Your goal ::
Where a line in the listing contains the string "подготовки", copy that line out.

Provided material ::
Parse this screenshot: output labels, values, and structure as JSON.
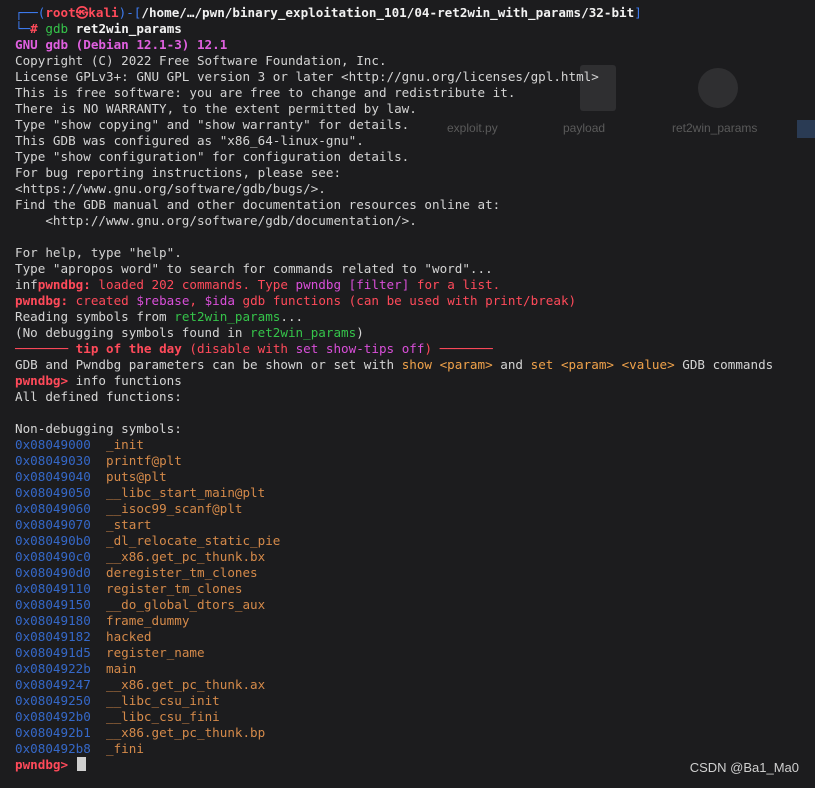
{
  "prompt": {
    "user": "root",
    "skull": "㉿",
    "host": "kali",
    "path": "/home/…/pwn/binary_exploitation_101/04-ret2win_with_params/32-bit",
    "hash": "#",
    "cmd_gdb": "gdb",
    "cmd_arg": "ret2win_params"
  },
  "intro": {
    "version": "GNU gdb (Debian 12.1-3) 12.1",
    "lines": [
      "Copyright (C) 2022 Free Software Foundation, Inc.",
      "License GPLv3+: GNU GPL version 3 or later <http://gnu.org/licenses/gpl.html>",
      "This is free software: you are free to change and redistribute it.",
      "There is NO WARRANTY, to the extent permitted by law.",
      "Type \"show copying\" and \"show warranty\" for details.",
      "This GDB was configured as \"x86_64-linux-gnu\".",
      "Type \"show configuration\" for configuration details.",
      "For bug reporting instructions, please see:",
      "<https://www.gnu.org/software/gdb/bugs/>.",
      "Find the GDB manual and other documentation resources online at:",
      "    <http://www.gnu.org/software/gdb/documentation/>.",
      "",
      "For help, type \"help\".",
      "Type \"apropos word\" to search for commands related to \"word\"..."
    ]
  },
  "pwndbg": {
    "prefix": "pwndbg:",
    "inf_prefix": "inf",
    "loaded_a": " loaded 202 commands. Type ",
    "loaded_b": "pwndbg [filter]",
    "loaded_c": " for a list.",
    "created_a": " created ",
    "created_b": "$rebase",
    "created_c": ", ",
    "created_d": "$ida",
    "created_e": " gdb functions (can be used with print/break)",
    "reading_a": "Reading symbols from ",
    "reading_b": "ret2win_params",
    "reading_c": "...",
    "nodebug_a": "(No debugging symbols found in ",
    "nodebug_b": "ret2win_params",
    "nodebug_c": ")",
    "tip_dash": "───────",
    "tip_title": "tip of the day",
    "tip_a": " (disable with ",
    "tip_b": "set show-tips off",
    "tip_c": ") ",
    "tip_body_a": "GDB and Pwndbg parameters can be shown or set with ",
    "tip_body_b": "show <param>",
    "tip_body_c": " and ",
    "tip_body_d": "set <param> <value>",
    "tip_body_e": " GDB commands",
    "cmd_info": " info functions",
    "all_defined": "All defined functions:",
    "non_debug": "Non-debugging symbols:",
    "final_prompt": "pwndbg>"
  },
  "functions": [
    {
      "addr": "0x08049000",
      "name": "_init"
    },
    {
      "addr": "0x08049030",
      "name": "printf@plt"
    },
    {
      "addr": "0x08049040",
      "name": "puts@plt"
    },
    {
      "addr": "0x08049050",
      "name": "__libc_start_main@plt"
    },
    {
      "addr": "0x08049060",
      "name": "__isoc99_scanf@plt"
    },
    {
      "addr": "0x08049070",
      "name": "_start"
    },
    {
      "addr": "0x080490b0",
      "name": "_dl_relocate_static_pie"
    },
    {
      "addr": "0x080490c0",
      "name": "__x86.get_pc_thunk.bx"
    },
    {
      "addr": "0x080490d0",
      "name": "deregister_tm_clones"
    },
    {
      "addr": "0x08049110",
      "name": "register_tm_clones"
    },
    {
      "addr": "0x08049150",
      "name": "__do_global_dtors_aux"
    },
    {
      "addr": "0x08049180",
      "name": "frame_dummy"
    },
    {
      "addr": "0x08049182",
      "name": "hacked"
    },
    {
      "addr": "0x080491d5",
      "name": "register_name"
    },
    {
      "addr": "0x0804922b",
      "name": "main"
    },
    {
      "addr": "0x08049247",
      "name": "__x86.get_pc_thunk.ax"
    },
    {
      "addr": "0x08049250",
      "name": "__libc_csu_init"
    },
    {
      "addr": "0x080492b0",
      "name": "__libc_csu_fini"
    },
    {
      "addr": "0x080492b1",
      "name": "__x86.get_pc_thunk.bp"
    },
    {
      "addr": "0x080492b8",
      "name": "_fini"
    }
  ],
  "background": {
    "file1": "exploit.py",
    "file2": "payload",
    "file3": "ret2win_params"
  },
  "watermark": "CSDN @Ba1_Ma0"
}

* * *

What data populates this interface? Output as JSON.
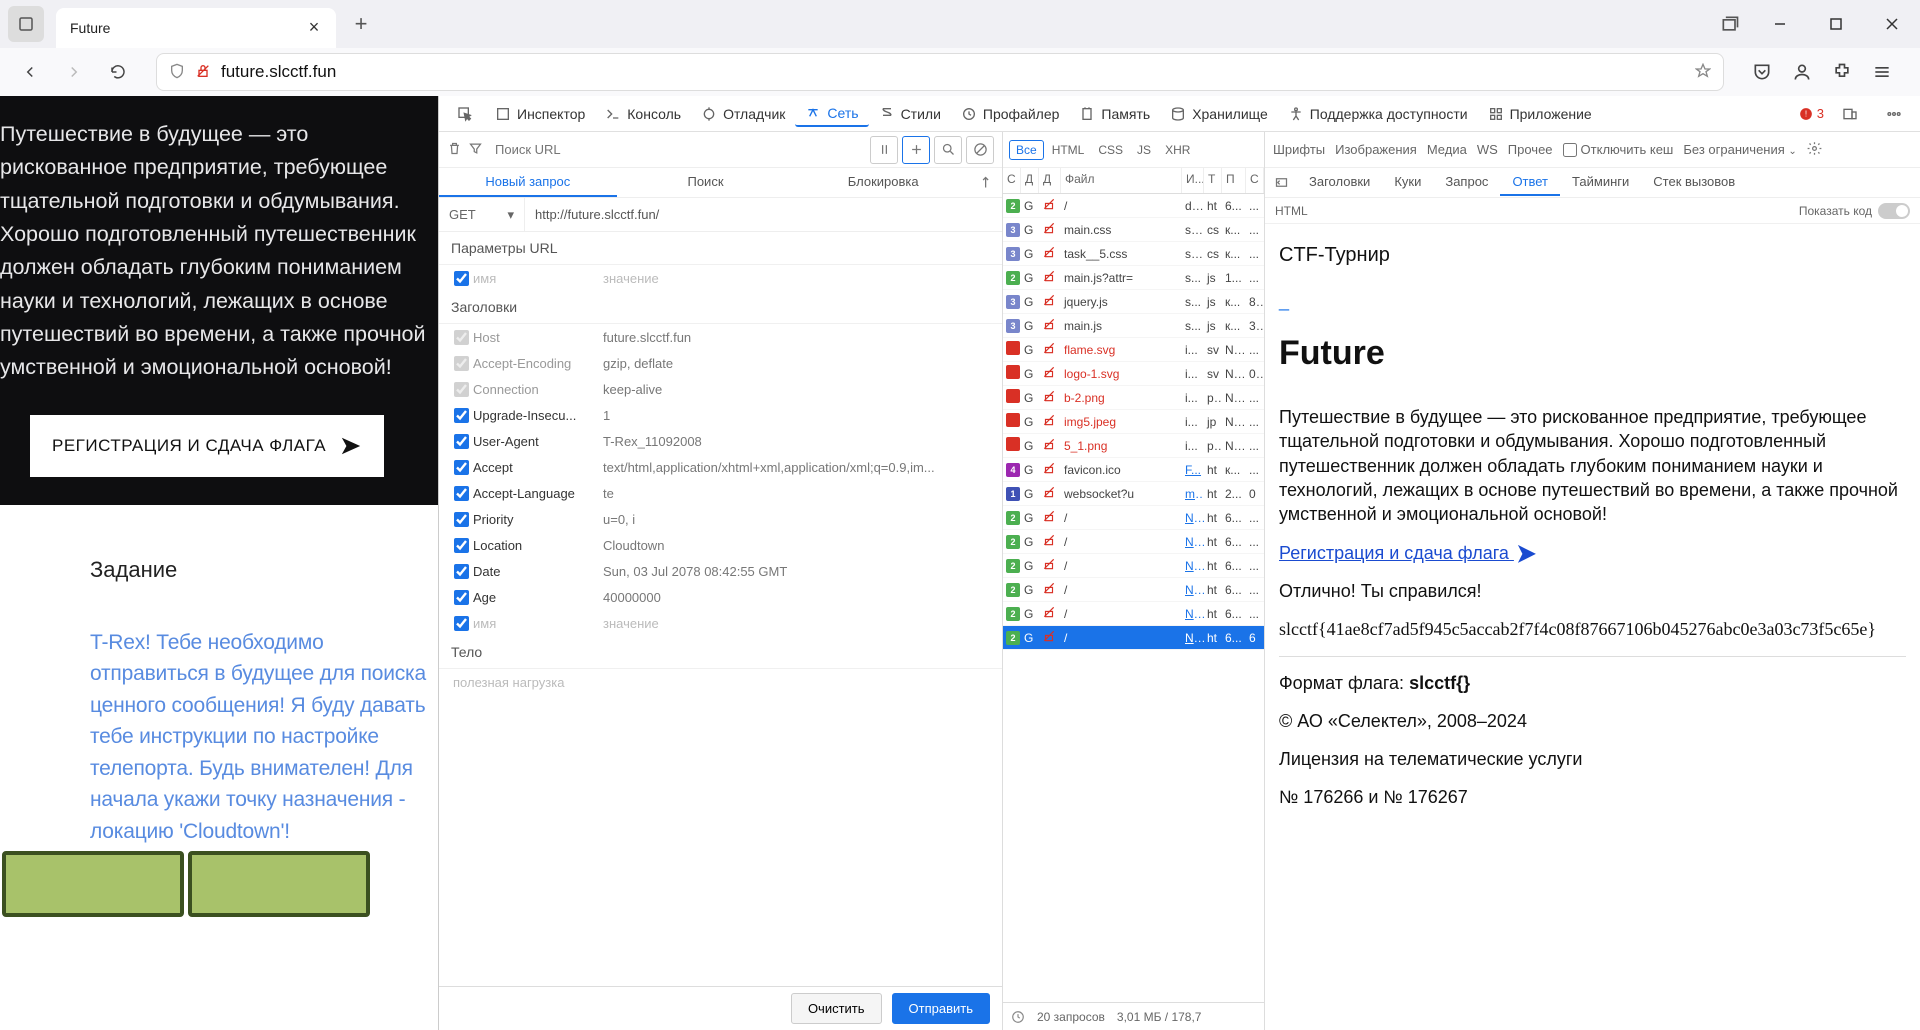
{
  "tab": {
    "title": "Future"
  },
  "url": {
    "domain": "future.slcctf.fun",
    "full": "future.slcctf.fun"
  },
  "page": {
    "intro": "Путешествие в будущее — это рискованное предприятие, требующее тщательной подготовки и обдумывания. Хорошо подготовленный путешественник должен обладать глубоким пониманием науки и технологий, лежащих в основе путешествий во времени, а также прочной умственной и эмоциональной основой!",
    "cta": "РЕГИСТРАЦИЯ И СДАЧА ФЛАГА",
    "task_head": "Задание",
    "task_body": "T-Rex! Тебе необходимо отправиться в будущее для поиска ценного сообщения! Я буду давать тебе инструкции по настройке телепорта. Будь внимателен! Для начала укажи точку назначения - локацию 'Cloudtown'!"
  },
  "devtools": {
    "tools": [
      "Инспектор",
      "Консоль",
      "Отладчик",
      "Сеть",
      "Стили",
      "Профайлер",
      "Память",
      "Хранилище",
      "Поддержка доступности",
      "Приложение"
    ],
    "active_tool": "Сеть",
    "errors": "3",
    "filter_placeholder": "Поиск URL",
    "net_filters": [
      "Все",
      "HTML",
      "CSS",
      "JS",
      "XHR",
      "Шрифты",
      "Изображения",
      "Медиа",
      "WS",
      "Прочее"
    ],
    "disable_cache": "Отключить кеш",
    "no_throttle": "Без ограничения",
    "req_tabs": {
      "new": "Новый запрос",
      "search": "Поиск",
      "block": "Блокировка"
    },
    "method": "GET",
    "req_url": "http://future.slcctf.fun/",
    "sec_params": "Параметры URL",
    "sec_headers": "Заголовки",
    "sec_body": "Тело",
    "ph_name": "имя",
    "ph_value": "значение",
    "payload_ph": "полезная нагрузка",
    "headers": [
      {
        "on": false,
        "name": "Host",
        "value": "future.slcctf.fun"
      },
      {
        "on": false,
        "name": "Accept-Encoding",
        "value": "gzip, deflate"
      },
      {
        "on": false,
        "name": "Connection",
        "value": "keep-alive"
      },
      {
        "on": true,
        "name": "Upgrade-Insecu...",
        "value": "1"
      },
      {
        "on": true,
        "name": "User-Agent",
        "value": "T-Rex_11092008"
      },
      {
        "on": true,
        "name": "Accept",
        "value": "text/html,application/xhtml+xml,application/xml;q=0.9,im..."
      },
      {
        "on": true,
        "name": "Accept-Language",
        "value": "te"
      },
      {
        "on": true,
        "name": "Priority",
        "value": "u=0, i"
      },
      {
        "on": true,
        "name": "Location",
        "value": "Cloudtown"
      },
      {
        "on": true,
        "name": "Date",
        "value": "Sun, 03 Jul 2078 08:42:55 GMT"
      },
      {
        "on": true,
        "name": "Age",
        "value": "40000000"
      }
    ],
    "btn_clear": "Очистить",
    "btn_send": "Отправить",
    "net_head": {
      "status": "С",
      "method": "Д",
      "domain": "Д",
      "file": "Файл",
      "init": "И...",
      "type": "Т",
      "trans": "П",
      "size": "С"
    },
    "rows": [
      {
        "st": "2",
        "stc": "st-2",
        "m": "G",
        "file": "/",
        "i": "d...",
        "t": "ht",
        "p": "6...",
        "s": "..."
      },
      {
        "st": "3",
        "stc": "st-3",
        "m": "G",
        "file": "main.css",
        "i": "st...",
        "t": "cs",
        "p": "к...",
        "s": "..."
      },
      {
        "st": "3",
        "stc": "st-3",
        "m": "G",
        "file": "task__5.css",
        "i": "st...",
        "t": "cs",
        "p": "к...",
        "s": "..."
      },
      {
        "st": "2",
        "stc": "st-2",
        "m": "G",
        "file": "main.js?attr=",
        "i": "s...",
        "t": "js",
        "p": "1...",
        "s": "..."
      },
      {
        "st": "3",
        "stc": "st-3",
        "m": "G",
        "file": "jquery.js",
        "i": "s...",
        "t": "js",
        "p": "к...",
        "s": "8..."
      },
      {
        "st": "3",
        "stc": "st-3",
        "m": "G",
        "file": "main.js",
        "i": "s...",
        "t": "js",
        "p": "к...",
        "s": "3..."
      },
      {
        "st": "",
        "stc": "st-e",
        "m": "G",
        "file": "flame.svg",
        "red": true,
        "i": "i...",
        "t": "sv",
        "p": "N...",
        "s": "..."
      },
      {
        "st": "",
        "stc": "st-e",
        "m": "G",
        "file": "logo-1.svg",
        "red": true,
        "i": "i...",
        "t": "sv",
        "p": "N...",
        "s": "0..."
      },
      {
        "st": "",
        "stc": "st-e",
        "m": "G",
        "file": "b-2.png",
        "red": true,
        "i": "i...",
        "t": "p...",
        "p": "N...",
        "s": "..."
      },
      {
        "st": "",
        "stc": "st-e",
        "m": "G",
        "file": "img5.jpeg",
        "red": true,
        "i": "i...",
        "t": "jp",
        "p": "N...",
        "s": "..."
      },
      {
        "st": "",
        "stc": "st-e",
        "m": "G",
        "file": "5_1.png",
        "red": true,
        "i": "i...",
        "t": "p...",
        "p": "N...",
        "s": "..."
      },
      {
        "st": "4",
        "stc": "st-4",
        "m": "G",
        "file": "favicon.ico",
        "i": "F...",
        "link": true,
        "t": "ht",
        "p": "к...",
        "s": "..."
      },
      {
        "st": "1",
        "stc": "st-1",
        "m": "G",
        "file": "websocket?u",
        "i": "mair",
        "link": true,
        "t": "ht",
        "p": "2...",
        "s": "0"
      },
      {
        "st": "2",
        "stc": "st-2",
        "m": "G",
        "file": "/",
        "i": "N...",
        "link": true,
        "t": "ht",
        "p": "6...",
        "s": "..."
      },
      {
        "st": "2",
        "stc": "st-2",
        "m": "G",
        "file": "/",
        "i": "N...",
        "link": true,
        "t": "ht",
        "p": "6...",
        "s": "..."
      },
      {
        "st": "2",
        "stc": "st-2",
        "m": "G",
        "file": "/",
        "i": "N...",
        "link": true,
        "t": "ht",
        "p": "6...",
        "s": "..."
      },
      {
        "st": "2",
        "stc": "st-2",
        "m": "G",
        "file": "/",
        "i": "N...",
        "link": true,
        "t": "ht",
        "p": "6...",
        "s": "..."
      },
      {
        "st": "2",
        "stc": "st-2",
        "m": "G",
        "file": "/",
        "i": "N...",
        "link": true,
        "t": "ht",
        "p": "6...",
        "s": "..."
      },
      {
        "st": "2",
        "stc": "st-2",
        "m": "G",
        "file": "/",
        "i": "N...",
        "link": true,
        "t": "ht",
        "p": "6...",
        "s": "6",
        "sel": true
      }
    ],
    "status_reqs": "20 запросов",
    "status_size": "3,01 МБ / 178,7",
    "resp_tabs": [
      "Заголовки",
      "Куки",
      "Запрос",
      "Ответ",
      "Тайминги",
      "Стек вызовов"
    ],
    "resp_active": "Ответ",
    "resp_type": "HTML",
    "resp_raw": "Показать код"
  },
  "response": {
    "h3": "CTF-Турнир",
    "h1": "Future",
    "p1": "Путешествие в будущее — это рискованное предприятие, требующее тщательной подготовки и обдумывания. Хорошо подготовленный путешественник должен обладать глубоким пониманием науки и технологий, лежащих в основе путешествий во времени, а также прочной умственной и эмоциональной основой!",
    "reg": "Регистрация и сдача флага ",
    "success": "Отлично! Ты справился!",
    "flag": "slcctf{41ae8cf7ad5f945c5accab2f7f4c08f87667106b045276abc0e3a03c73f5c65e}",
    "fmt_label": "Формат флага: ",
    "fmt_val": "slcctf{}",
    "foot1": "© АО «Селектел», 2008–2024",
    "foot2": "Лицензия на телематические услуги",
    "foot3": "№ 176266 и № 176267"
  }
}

Response to the task ::
    "intro": "Путешествие в будущее — это рискованное предприятие, требующее тщательной подготовки и обдумывания. Хорошо подготовленный путешественник должен обладать глубоким пониманием науки и технологий, лежащих в основе путешествий во времени, а также прочной умственной и эмоциональной основой!",
    "p1": "Путешествие в будущее — это рискованное предприятие, требующее тщательной подготовки и обдумывания. Хорошо подготовленный путешественник должен обладать глубоким пониманием науки и технологий, лежащих в основе путешествий во времени, а также прочной умственной и эмоциональной основой!",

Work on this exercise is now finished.